• _PROBLEM DESCRIPTION_
A faithful transcription of all the data is required.

• _INFORMATION PROVIDED_
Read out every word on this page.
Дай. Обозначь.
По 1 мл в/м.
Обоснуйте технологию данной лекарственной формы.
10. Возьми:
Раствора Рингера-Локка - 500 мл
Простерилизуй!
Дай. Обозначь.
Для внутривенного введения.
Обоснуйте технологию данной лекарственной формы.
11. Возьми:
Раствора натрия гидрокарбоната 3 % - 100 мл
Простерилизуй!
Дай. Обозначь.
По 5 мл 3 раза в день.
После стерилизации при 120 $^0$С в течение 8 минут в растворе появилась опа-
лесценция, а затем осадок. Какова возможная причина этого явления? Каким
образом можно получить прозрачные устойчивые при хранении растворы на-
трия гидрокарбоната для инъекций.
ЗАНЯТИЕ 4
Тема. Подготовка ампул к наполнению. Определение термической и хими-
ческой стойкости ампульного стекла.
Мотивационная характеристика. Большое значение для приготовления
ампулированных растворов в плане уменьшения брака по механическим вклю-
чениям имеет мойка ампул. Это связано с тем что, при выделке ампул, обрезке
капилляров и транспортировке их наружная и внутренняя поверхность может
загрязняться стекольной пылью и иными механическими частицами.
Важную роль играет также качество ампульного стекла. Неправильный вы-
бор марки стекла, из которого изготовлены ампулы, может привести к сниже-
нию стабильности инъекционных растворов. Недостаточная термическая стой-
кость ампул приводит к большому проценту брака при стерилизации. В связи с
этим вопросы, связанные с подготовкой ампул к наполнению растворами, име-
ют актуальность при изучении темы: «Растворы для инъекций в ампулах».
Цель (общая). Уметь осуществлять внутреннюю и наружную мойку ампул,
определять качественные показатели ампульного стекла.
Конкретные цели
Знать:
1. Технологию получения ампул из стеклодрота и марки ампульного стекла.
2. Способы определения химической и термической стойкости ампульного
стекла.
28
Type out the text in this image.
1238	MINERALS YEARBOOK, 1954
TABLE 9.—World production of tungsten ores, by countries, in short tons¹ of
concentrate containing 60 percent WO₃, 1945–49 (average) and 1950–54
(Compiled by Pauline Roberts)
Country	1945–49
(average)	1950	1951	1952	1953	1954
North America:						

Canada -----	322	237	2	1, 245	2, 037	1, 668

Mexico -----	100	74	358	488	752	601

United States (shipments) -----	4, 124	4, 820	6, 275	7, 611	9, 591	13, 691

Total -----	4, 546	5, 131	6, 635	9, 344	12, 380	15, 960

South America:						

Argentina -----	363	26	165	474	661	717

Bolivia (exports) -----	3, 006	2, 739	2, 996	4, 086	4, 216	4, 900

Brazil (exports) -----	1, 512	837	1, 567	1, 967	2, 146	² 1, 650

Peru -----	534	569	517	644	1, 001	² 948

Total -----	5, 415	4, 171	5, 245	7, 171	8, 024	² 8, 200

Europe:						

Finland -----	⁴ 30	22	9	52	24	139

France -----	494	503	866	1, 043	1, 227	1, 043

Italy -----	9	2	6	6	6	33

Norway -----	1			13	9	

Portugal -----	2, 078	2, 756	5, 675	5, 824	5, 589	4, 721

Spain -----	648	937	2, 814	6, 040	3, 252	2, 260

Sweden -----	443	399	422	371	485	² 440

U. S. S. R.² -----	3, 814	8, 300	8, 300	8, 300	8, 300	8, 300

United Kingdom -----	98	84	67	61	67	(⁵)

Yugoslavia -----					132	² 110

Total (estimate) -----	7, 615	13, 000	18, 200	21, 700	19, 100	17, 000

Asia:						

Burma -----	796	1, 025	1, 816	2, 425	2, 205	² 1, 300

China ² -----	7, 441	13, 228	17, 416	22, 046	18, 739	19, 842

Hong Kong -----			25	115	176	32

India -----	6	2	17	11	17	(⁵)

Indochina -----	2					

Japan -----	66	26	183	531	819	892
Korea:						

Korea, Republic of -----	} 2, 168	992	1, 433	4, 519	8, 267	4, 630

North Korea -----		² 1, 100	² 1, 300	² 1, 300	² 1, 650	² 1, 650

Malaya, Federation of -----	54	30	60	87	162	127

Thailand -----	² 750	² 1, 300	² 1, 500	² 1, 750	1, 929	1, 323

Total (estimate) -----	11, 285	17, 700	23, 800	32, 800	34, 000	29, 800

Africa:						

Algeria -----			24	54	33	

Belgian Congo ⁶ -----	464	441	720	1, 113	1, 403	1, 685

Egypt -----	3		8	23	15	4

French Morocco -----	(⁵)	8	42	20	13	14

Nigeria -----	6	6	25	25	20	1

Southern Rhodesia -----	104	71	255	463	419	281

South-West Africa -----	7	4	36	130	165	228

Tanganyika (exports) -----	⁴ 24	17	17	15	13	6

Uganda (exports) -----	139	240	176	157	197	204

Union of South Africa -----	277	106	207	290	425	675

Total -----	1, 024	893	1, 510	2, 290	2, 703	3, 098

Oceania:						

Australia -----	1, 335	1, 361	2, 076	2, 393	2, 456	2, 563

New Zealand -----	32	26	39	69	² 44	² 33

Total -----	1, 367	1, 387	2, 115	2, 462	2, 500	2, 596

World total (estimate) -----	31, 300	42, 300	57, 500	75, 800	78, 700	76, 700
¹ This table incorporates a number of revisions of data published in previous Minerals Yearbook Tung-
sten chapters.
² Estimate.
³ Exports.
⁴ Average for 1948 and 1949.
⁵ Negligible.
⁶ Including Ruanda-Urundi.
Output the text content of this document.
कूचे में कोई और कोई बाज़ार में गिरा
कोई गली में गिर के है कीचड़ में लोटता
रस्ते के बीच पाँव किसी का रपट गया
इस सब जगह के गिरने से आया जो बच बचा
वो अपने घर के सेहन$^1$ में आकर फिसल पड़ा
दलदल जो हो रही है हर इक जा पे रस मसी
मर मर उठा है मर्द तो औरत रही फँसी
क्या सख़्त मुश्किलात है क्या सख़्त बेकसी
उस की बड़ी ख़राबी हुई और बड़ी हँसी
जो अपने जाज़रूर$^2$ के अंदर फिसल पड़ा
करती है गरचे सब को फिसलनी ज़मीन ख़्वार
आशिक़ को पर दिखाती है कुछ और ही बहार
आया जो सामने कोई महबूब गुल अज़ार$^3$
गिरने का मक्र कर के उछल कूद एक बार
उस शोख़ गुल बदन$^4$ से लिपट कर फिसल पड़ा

• _ANSWER BELOW_
Read out every word on this page.
Дай. Обозначь.
По 1 мл в/м.
Обоснуйте технологию данной лекарственной формы.
10. Возьми:
Раствора Рингера-Локка - 500 мл
Простерилизуй!
Дай. Обозначь.
Для внутривенного введения.
Обоснуйте технологию данной лекарственной формы.
11. Возьми:
Раствора натрия гидрокарбоната 3 % - 100 мл
Простерилизуй!
Дай. Обозначь.
По 5 мл 3 раза в день.
После стерилизации при 120 $^0$С в течение 8 минут в растворе появилась опа-
лесценция, а затем осадок. Какова возможная причина этого явления? Каким
образом можно получить прозрачные устойчивые при хранении растворы на-
трия гидрокарбоната для инъекций.
ЗАНЯТИЕ 4
Тема. Подготовка ампул к наполнению. Определение термической и хими-
ческой стойкости ампульного стекла.
Мотивационная характеристика. Большое значение для приготовления
ампулированных растворов в плане уменьшения брака по механическим вклю-
чениям имеет мойка ампул. Это связано с тем что, при выделке ампул, обрезке
капилляров и транспортировке их наружная и внутренняя поверхность может
загрязняться стекольной пылью и иными механическими частицами.
Важную роль играет также качество ампульного стекла. Неправильный вы-
бор марки стекла, из которого изготовлены ампулы, может привести к сниже-
нию стабильности инъекционных растворов. Недостаточная термическая стой-
кость ампул приводит к большому проценту брака при стерилизации. В связи с
этим вопросы, связанные с подготовкой ампул к наполнению растворами, име-
ют актуальность при изучении темы: «Растворы для инъекций в ампулах».
Цель (общая). Уметь осуществлять внутреннюю и наружную мойку ампул,
определять качественные показатели ампульного стекла.
Конкретные цели
Знать:
1. Технологию получения ампул из стеклодрота и марки ампульного стекла.
2. Способы определения химической и термической стойкости ампульного
стекла.
28
Type out the text in this image.
1238	MINERALS YEARBOOK, 1954
TABLE 9.—World production of tungsten ores, by countries, in short tons¹ of
concentrate containing 60 percent WO₃, 1945–49 (average) and 1950–54
(Compiled by Pauline Roberts)
Country	1945–49
(average)	1950	1951	1952	1953	1954
North America:						

Canada -----	322	237	2	1, 245	2, 037	1, 668

Mexico -----	100	74	358	488	752	601

United States (shipments) -----	4, 124	4, 820	6, 275	7, 611	9, 591	13, 691

Total -----	4, 546	5, 131	6, 635	9, 344	12, 380	15, 960

South America:						

Argentina -----	363	26	165	474	661	717

Bolivia (exports) -----	3, 006	2, 739	2, 996	4, 086	4, 216	4, 900

Brazil (exports) -----	1, 512	837	1, 567	1, 967	2, 146	² 1, 650

Peru -----	534	569	517	644	1, 001	² 948

Total -----	5, 415	4, 171	5, 245	7, 171	8, 024	² 8, 200

Europe:						

Finland -----	⁴ 30	22	9	52	24	139

France -----	494	503	866	1, 043	1, 227	1, 043

Italy -----	9	2	6	6	6	33

Norway -----	1			13	9	

Portugal -----	2, 078	2, 756	5, 675	5, 824	5, 589	4, 721

Spain -----	648	937	2, 814	6, 040	3, 252	2, 260

Sweden -----	443	399	422	371	485	² 440

U. S. S. R.² -----	3, 814	8, 300	8, 300	8, 300	8, 300	8, 300

United Kingdom -----	98	84	67	61	67	(⁵)

Yugoslavia -----					132	² 110

Total (estimate) -----	7, 615	13, 000	18, 200	21, 700	19, 100	17, 000

Asia:						

Burma -----	796	1, 025	1, 816	2, 425	2, 205	² 1, 300

China ² -----	7, 441	13, 228	17, 416	22, 046	18, 739	19, 842

Hong Kong -----			25	115	176	32

India -----	6	2	17	11	17	(⁵)

Indochina -----	2					

Japan -----	66	26	183	531	819	892
Korea:						

Korea, Republic of -----	} 2, 168	992	1, 433	4, 519	8, 267	4, 630

North Korea -----		² 1, 100	² 1, 300	² 1, 300	² 1, 650	² 1, 650

Malaya, Federation of -----	54	30	60	87	162	127

Thailand -----	² 750	² 1, 300	² 1, 500	² 1, 750	1, 929	1, 323

Total (estimate) -----	11, 285	17, 700	23, 800	32, 800	34, 000	29, 800

Africa:						

Algeria -----			24	54	33	

Belgian Congo ⁶ -----	464	441	720	1, 113	1, 403	1, 685

Egypt -----	3		8	23	15	4

French Morocco -----	(⁵)	8	42	20	13	14

Nigeria -----	6	6	25	25	20	1

Southern Rhodesia -----	104	71	255	463	419	281

South-West Africa -----	7	4	36	130	165	228

Tanganyika (exports) -----	⁴ 24	17	17	15	13	6

Uganda (exports) -----	139	240	176	157	197	204

Union of South Africa -----	277	106	207	290	425	675

Total -----	1, 024	893	1, 510	2, 290	2, 703	3, 098

Oceania:						

Australia -----	1, 335	1, 361	2, 076	2, 393	2, 456	2, 563

New Zealand -----	32	26	39	69	² 44	² 33

Total -----	1, 367	1, 387	2, 115	2, 462	2, 500	2, 596

World total (estimate) -----	31, 300	42, 300	57, 500	75, 800	78, 700	76, 700
¹ This table incorporates a number of revisions of data published in previous Minerals Yearbook Tung-
sten chapters.
² Estimate.
³ Exports.
⁴ Average for 1948 and 1949.
⁵ Negligible.
⁶ Including Ruanda-Urundi.
Output the text content of this document.
कूचे में कोई और कोई बाज़ार में गिरा
कोई गली में गिर के है कीचड़ में लोटता
रस्ते के बीच पाँव किसी का रपट गया
इस सब जगह के गिरने से आया जो बच बचा
वो अपने घर के सेहन$^1$ में आकर फिसल पड़ा
दलदल जो हो रही है हर इक जा पे रस मसी
मर मर उठा है मर्द तो औरत रही फँसी
क्या सख़्त मुश्किलात है क्या सख़्त बेकसी
उस की बड़ी ख़राबी हुई और बड़ी हँसी
जो अपने जाज़रूर$^2$ के अंदर फिसल पड़ा
करती है गरचे सब को फिसलनी ज़मीन ख़्वार
आशिक़ को पर दिखाती है कुछ और ही बहार
आया जो सामने कोई महबूब गुल अज़ार$^3$
गिरने का मक्र कर के उछल कूद एक बार
उस शोख़ गुल बदन$^4$ से लिपट कर फिसल पड़ा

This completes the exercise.